Count how many lines of the data below contain the string "JOBS"; the reply should be that number alone.

### Data provided

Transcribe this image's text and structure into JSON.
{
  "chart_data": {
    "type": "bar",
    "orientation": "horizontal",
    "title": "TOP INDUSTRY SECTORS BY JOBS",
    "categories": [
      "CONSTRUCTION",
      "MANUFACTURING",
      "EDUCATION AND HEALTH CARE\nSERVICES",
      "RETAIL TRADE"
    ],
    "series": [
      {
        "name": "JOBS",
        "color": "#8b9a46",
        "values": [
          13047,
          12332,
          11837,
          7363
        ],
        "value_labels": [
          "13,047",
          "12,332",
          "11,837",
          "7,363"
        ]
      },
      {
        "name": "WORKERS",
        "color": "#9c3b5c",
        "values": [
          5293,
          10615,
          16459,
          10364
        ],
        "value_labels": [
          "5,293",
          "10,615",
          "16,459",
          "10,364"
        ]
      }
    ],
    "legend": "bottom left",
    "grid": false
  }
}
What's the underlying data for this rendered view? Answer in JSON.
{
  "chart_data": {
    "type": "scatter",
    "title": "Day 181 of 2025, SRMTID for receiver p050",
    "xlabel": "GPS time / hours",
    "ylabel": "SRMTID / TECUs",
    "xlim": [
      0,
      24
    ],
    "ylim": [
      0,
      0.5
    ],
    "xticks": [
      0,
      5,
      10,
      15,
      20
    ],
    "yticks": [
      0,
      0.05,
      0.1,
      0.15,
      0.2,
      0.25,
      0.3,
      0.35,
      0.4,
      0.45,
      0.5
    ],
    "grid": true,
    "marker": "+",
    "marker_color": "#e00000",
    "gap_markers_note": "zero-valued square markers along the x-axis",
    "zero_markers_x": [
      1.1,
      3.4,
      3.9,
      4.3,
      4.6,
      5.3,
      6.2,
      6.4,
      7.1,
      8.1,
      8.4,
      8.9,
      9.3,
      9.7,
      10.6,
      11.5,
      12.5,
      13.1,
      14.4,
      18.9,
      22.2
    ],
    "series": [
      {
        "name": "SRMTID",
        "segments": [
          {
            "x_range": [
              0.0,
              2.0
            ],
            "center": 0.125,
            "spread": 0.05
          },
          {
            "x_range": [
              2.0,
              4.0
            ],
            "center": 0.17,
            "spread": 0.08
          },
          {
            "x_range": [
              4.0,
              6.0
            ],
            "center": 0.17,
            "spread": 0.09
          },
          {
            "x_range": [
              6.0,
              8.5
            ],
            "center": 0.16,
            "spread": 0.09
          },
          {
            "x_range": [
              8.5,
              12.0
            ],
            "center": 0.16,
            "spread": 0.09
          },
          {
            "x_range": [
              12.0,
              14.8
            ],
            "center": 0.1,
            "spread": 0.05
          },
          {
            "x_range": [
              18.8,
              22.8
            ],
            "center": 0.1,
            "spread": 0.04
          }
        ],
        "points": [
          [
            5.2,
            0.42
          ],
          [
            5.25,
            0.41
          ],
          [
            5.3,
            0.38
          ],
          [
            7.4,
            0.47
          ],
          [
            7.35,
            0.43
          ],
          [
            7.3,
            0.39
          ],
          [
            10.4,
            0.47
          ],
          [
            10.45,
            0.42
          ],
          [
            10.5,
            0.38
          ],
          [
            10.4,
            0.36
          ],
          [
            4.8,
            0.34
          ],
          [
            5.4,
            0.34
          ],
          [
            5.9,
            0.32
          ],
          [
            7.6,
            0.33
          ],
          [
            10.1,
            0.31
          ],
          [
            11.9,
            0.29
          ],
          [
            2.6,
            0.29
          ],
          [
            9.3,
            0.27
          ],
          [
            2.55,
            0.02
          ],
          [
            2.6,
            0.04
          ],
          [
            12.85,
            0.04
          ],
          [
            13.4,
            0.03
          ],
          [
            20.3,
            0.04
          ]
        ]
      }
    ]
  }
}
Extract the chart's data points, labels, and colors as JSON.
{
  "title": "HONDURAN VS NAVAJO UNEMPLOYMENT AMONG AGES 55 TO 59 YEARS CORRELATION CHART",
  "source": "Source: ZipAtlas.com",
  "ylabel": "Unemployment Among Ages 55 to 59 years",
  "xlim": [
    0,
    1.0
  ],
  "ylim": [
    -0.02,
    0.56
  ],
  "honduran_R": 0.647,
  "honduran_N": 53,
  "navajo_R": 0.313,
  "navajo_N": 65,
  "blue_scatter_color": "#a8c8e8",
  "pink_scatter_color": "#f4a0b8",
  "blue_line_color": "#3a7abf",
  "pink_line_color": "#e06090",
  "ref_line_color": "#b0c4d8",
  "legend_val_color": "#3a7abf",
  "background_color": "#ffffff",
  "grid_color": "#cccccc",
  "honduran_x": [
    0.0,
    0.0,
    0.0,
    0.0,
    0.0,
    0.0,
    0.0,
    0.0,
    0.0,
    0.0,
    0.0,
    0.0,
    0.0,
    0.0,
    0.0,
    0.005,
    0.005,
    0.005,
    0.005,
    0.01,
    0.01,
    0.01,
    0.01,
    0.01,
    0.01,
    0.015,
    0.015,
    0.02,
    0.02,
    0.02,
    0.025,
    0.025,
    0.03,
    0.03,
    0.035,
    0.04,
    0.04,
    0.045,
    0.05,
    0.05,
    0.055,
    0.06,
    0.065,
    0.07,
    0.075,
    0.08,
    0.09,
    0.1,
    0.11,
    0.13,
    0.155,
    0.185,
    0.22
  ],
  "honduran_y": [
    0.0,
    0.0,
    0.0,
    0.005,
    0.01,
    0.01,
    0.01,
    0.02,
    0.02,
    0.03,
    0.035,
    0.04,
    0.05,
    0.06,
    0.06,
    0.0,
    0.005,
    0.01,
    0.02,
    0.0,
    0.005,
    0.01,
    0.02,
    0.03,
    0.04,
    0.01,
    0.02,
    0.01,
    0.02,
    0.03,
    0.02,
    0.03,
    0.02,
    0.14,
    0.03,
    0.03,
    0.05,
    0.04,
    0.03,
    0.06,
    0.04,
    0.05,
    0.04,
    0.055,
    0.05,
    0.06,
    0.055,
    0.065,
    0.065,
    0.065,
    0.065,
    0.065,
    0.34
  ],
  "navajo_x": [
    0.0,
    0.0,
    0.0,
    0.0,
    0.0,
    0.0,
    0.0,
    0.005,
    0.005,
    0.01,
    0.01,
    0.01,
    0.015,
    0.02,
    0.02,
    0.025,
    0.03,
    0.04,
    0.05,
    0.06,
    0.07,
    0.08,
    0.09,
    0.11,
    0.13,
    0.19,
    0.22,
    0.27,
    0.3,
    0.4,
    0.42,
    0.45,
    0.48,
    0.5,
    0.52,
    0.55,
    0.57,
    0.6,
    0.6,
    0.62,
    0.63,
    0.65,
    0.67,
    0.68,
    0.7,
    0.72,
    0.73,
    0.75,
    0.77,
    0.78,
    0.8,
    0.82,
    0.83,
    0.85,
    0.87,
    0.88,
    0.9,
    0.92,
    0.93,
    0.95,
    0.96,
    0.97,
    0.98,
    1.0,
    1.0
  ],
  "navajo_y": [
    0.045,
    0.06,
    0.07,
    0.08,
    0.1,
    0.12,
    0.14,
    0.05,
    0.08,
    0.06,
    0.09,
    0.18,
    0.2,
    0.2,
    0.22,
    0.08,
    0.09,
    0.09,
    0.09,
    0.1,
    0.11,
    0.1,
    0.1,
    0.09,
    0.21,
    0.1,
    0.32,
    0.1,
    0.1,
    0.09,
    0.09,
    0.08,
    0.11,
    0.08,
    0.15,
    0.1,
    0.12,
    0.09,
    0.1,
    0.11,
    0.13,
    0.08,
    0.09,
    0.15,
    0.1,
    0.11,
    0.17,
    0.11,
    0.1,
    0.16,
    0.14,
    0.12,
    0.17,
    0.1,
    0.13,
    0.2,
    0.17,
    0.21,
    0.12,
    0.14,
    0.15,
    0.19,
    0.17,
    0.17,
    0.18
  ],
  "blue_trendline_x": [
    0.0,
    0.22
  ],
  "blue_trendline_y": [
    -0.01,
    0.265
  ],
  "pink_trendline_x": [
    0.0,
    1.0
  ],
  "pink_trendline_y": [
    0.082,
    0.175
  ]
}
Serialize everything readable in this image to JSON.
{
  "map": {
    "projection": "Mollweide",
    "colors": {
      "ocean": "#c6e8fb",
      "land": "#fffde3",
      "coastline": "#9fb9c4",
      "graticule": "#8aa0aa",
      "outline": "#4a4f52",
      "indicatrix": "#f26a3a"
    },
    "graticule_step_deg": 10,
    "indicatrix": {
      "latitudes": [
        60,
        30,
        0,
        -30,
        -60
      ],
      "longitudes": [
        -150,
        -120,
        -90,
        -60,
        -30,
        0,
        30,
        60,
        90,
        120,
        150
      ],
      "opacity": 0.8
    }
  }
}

######

= Answer for the task =
2